─── DATASET RECORDS

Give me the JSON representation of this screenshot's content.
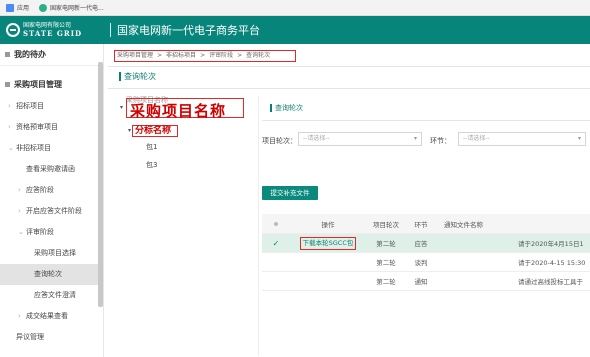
{
  "bookmarks": {
    "apps": "应用",
    "site": "国家电网新一代电..."
  },
  "header": {
    "company_cn": "国家电网有限公司",
    "company_en": "STATE GRID",
    "platform_title": "国家电网新一代电子商务平台"
  },
  "sidebar": {
    "todo": "我的待办",
    "project_mgmt": "采购项目管理",
    "items": {
      "bidding": "招标项目",
      "prequal": "资格预审项目",
      "nonbid": "非招标项目",
      "view_invite": "查看采购邀请函",
      "response": "应答阶段",
      "open_doc": "开启应答文件阶段",
      "review": "评审阶段",
      "proc_select": "采购项目选择",
      "query_round": "查询轮次",
      "clarify": "应答文件澄清",
      "result": "成交结果查看",
      "dispute": "异议管理"
    }
  },
  "breadcrumb": {
    "p1": "采购项目管理",
    "sep": ">",
    "p2": "非招标项目",
    "p3": "评审阶段",
    "p4": "查询轮次"
  },
  "page_title": "查询轮次",
  "tree": {
    "root_label": "采购项目名称",
    "faint_text": "采购项目名称",
    "package_label": "分标名称",
    "leaf1": "包1",
    "leaf3": "包3"
  },
  "right": {
    "title": "查询轮次",
    "round_label": "项目轮次：",
    "round_placeholder": "--请选择--",
    "step_label": "环节：",
    "step_placeholder": "--请选择--",
    "submit_button": "提交补充文件"
  },
  "table": {
    "headers": {
      "op": "操作",
      "round": "项目轮次",
      "step": "环节",
      "notice": "通知文件名称"
    },
    "rows": [
      {
        "op": "下载本轮SGCC包",
        "round": "第二轮",
        "step": "应答",
        "notice": "",
        "desc": "请于2020年4月15日1"
      },
      {
        "op": "",
        "round": "第二轮",
        "step": "谈判",
        "notice": "",
        "desc": "请于2020-4-15 15:30"
      },
      {
        "op": "",
        "round": "第二轮",
        "step": "通知",
        "notice": "",
        "desc": "请通过高线投标工具于"
      }
    ]
  },
  "colors": {
    "header_bg": "#08857a",
    "accent": "#0a7f74",
    "annotation_red": "#d00000"
  }
}
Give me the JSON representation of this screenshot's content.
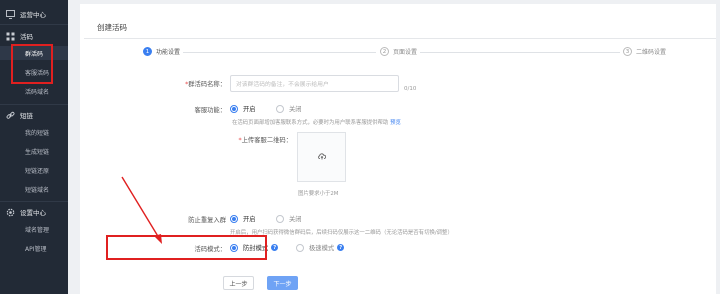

──────

» **BRIEF**:
Generate a word-for-word copy of the preceding records, excluding all pictures.

» **RESULT OF THIS EXERCISE**:
Give me the JSON representation of this screenshot's content.
{
  "bookmarks": {
    "apps": "应用",
    "site": "国家电网新一代电..."
  },
  "header": {
    "company_cn": "国家电网有限公司",
    "company_en": "STATE GRID",
    "platform_title": "国家电网新一代电子商务平台"
  },
  "sidebar": {
    "todo": "我的待办",
    "project_mgmt": "采购项目管理",
    "items": {
      "bidding": "招标项目",
      "prequal": "资格预审项目",
      "nonbid": "非招标项目",
      "view_invite": "查看采购邀请函",
      "response": "应答阶段",
      "open_doc": "开启应答文件阶段",
      "review": "评审阶段",
      "proc_select": "采购项目选择",
      "query_round": "查询轮次",
      "clarify": "应答文件澄清",
      "result": "成交结果查看",
      "dispute": "异议管理"
    }
  },
  "breadcrumb": {
    "p1": "采购项目管理",
    "sep": ">",
    "p2": "非招标项目",
    "p3": "评审阶段",
    "p4": "查询轮次"
  },
  "page_title": "查询轮次",
  "tree": {
    "root_label": "采购项目名称",
    "faint_text": "采购项目名称",
    "package_label": "分标名称",
    "leaf1": "包1",
    "leaf3": "包3"
  },
  "right": {
    "title": "查询轮次",
    "round_label": "项目轮次：",
    "round_placeholder": "--请选择--",
    "step_label": "环节：",
    "step_placeholder": "--请选择--",
    "submit_button": "提交补充文件"
  },
  "table": {
    "headers": {
      "op": "操作",
      "round": "项目轮次",
      "step": "环节",
      "notice": "通知文件名称"
    },
    "rows": [
      {
        "op": "下载本轮SGCC包",
        "round": "第二轮",
        "step": "应答",
        "notice": "",
        "desc": "请于2020年4月15日1"
      },
      {
        "op": "",
        "round": "第二轮",
        "step": "谈判",
        "notice": "",
        "desc": "请于2020-4-15 15:30"
      },
      {
        "op": "",
        "round": "第二轮",
        "step": "通知",
        "notice": "",
        "desc": "请通过高线投标工具于"
      }
    ]
  },
  "colors": {
    "header_bg": "#08857a",
    "accent": "#0a7f74",
    "annotation_red": "#d00000"
  }
}
Give me the JSON representation of this screenshot's content.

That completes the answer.